* Challenge
Your job is to retype all of the data word for word, leaving every image out.

* Listed entries

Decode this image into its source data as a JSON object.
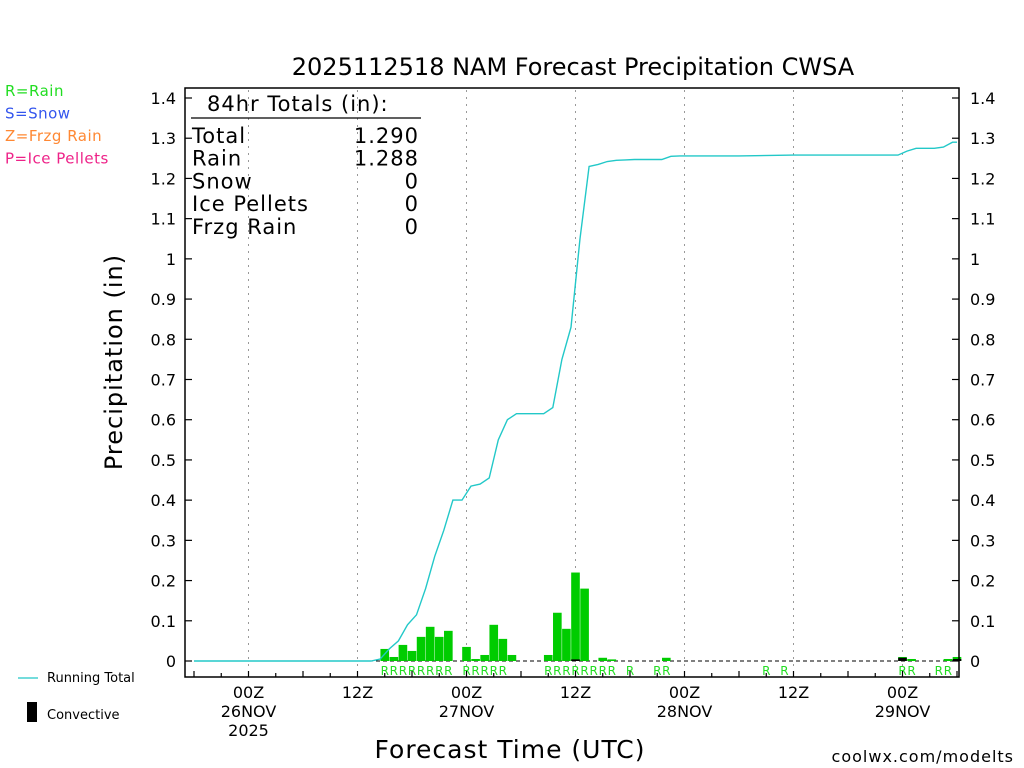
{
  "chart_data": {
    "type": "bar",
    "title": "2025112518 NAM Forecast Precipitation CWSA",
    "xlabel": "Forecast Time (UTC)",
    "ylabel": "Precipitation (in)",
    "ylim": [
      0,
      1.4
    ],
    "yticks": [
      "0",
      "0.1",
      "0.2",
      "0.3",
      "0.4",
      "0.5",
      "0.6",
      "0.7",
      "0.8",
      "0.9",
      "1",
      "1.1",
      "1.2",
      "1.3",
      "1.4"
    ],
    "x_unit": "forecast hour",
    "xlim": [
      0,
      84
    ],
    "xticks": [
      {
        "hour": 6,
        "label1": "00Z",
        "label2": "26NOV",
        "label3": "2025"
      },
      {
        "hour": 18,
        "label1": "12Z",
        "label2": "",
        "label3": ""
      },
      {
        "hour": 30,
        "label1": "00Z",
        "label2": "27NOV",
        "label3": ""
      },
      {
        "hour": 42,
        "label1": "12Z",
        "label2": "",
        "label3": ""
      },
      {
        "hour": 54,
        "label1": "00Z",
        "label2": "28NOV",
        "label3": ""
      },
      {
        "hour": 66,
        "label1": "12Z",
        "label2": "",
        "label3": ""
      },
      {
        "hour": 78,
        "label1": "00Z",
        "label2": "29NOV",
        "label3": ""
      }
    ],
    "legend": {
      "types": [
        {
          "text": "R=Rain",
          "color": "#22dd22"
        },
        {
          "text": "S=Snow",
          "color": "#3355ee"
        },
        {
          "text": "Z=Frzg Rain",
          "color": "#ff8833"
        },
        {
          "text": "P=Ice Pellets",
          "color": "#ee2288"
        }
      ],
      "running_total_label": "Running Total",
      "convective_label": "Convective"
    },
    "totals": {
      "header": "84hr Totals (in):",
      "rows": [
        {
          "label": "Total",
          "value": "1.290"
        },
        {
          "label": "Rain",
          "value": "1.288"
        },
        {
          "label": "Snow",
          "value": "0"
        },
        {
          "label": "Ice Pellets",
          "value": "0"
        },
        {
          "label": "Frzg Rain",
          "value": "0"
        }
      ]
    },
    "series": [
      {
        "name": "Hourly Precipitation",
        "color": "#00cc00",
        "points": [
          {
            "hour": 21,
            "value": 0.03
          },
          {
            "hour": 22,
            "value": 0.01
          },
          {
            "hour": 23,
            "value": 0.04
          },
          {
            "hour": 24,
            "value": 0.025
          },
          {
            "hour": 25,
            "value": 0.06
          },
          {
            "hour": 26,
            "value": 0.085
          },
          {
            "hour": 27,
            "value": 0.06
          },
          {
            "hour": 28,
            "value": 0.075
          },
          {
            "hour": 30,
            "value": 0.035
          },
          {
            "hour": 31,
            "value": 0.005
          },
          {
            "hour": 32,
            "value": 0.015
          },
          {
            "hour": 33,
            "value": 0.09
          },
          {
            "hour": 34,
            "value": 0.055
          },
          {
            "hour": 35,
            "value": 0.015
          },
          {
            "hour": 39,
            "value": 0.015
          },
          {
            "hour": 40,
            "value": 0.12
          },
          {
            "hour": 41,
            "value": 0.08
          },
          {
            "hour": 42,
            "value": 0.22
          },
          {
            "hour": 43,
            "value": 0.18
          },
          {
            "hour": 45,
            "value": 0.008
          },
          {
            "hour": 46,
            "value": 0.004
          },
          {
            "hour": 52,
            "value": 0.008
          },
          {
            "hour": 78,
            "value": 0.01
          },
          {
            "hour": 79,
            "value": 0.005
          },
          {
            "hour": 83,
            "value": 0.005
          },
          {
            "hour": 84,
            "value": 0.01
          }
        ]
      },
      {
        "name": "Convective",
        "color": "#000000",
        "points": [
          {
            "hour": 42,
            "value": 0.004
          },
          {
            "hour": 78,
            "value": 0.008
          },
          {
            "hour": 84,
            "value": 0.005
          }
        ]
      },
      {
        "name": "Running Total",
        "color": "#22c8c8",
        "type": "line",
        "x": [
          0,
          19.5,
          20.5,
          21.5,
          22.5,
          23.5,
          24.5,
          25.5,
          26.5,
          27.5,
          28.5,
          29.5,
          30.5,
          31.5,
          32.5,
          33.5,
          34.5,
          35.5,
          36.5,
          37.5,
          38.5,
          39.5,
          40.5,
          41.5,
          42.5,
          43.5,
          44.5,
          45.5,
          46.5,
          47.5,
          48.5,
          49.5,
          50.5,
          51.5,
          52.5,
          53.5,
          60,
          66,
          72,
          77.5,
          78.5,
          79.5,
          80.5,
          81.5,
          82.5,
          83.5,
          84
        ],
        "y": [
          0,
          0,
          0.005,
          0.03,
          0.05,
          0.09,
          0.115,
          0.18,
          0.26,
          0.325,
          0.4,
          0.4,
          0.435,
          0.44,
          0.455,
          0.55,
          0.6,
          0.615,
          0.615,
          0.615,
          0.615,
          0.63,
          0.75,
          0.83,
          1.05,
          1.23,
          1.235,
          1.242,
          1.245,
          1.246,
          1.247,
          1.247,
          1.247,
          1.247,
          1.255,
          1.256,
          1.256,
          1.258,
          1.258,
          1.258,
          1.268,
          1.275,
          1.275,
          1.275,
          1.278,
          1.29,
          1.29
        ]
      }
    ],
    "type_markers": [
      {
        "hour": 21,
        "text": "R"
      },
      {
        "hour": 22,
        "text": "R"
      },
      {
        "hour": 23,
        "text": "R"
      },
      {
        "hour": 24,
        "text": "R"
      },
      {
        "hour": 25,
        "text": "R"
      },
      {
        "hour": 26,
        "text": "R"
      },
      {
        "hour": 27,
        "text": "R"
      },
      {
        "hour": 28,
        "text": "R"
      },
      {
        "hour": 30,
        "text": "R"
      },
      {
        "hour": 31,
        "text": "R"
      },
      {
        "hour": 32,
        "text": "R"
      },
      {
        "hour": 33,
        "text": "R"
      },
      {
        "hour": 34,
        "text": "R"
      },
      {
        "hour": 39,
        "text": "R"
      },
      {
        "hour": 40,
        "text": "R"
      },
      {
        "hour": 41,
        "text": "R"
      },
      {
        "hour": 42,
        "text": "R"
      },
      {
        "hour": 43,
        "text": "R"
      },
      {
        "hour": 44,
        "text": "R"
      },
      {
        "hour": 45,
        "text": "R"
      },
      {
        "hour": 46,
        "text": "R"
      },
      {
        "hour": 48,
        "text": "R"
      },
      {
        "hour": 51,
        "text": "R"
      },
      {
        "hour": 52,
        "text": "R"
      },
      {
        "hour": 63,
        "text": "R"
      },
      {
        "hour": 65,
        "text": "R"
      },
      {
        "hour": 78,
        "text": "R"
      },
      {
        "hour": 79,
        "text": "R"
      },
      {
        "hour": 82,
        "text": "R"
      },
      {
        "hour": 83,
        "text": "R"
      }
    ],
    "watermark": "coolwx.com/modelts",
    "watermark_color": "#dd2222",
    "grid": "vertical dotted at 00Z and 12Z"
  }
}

* Task answer
Decode this image into its source data as a JSON object.
{
  "chart_data": {
    "type": "bar",
    "title": "2025112518 NAM Forecast Precipitation CWSA",
    "xlabel": "Forecast Time (UTC)",
    "ylabel": "Precipitation (in)",
    "ylim": [
      0,
      1.4
    ],
    "yticks": [
      "0",
      "0.1",
      "0.2",
      "0.3",
      "0.4",
      "0.5",
      "0.6",
      "0.7",
      "0.8",
      "0.9",
      "1",
      "1.1",
      "1.2",
      "1.3",
      "1.4"
    ],
    "x_unit": "forecast hour",
    "xlim": [
      0,
      84
    ],
    "xticks": [
      {
        "hour": 6,
        "label1": "00Z",
        "label2": "26NOV",
        "label3": "2025"
      },
      {
        "hour": 18,
        "label1": "12Z",
        "label2": "",
        "label3": ""
      },
      {
        "hour": 30,
        "label1": "00Z",
        "label2": "27NOV",
        "label3": ""
      },
      {
        "hour": 42,
        "label1": "12Z",
        "label2": "",
        "label3": ""
      },
      {
        "hour": 54,
        "label1": "00Z",
        "label2": "28NOV",
        "label3": ""
      },
      {
        "hour": 66,
        "label1": "12Z",
        "label2": "",
        "label3": ""
      },
      {
        "hour": 78,
        "label1": "00Z",
        "label2": "29NOV",
        "label3": ""
      }
    ],
    "legend": {
      "types": [
        {
          "text": "R=Rain",
          "color": "#22dd22"
        },
        {
          "text": "S=Snow",
          "color": "#3355ee"
        },
        {
          "text": "Z=Frzg Rain",
          "color": "#ff8833"
        },
        {
          "text": "P=Ice Pellets",
          "color": "#ee2288"
        }
      ],
      "running_total_label": "Running Total",
      "convective_label": "Convective"
    },
    "totals": {
      "header": "84hr Totals (in):",
      "rows": [
        {
          "label": "Total",
          "value": "1.290"
        },
        {
          "label": "Rain",
          "value": "1.288"
        },
        {
          "label": "Snow",
          "value": "0"
        },
        {
          "label": "Ice Pellets",
          "value": "0"
        },
        {
          "label": "Frzg Rain",
          "value": "0"
        }
      ]
    },
    "series": [
      {
        "name": "Hourly Precipitation",
        "color": "#00cc00",
        "points": [
          {
            "hour": 21,
            "value": 0.03
          },
          {
            "hour": 22,
            "value": 0.01
          },
          {
            "hour": 23,
            "value": 0.04
          },
          {
            "hour": 24,
            "value": 0.025
          },
          {
            "hour": 25,
            "value": 0.06
          },
          {
            "hour": 26,
            "value": 0.085
          },
          {
            "hour": 27,
            "value": 0.06
          },
          {
            "hour": 28,
            "value": 0.075
          },
          {
            "hour": 30,
            "value": 0.035
          },
          {
            "hour": 31,
            "value": 0.005
          },
          {
            "hour": 32,
            "value": 0.015
          },
          {
            "hour": 33,
            "value": 0.09
          },
          {
            "hour": 34,
            "value": 0.055
          },
          {
            "hour": 35,
            "value": 0.015
          },
          {
            "hour": 39,
            "value": 0.015
          },
          {
            "hour": 40,
            "value": 0.12
          },
          {
            "hour": 41,
            "value": 0.08
          },
          {
            "hour": 42,
            "value": 0.22
          },
          {
            "hour": 43,
            "value": 0.18
          },
          {
            "hour": 45,
            "value": 0.008
          },
          {
            "hour": 46,
            "value": 0.004
          },
          {
            "hour": 52,
            "value": 0.008
          },
          {
            "hour": 78,
            "value": 0.01
          },
          {
            "hour": 79,
            "value": 0.005
          },
          {
            "hour": 83,
            "value": 0.005
          },
          {
            "hour": 84,
            "value": 0.01
          }
        ]
      },
      {
        "name": "Convective",
        "color": "#000000",
        "points": [
          {
            "hour": 42,
            "value": 0.004
          },
          {
            "hour": 78,
            "value": 0.008
          },
          {
            "hour": 84,
            "value": 0.005
          }
        ]
      },
      {
        "name": "Running Total",
        "color": "#22c8c8",
        "type": "line",
        "x": [
          0,
          19.5,
          20.5,
          21.5,
          22.5,
          23.5,
          24.5,
          25.5,
          26.5,
          27.5,
          28.5,
          29.5,
          30.5,
          31.5,
          32.5,
          33.5,
          34.5,
          35.5,
          36.5,
          37.5,
          38.5,
          39.5,
          40.5,
          41.5,
          42.5,
          43.5,
          44.5,
          45.5,
          46.5,
          47.5,
          48.5,
          49.5,
          50.5,
          51.5,
          52.5,
          53.5,
          60,
          66,
          72,
          77.5,
          78.5,
          79.5,
          80.5,
          81.5,
          82.5,
          83.5,
          84
        ],
        "y": [
          0,
          0,
          0.005,
          0.03,
          0.05,
          0.09,
          0.115,
          0.18,
          0.26,
          0.325,
          0.4,
          0.4,
          0.435,
          0.44,
          0.455,
          0.55,
          0.6,
          0.615,
          0.615,
          0.615,
          0.615,
          0.63,
          0.75,
          0.83,
          1.05,
          1.23,
          1.235,
          1.242,
          1.245,
          1.246,
          1.247,
          1.247,
          1.247,
          1.247,
          1.255,
          1.256,
          1.256,
          1.258,
          1.258,
          1.258,
          1.268,
          1.275,
          1.275,
          1.275,
          1.278,
          1.29,
          1.29
        ]
      }
    ],
    "type_markers": [
      {
        "hour": 21,
        "text": "R"
      },
      {
        "hour": 22,
        "text": "R"
      },
      {
        "hour": 23,
        "text": "R"
      },
      {
        "hour": 24,
        "text": "R"
      },
      {
        "hour": 25,
        "text": "R"
      },
      {
        "hour": 26,
        "text": "R"
      },
      {
        "hour": 27,
        "text": "R"
      },
      {
        "hour": 28,
        "text": "R"
      },
      {
        "hour": 30,
        "text": "R"
      },
      {
        "hour": 31,
        "text": "R"
      },
      {
        "hour": 32,
        "text": "R"
      },
      {
        "hour": 33,
        "text": "R"
      },
      {
        "hour": 34,
        "text": "R"
      },
      {
        "hour": 39,
        "text": "R"
      },
      {
        "hour": 40,
        "text": "R"
      },
      {
        "hour": 41,
        "text": "R"
      },
      {
        "hour": 42,
        "text": "R"
      },
      {
        "hour": 43,
        "text": "R"
      },
      {
        "hour": 44,
        "text": "R"
      },
      {
        "hour": 45,
        "text": "R"
      },
      {
        "hour": 46,
        "text": "R"
      },
      {
        "hour": 48,
        "text": "R"
      },
      {
        "hour": 51,
        "text": "R"
      },
      {
        "hour": 52,
        "text": "R"
      },
      {
        "hour": 63,
        "text": "R"
      },
      {
        "hour": 65,
        "text": "R"
      },
      {
        "hour": 78,
        "text": "R"
      },
      {
        "hour": 79,
        "text": "R"
      },
      {
        "hour": 82,
        "text": "R"
      },
      {
        "hour": 83,
        "text": "R"
      }
    ],
    "watermark": "coolwx.com/modelts",
    "watermark_color": "#dd2222",
    "grid": "vertical dotted at 00Z and 12Z"
  }
}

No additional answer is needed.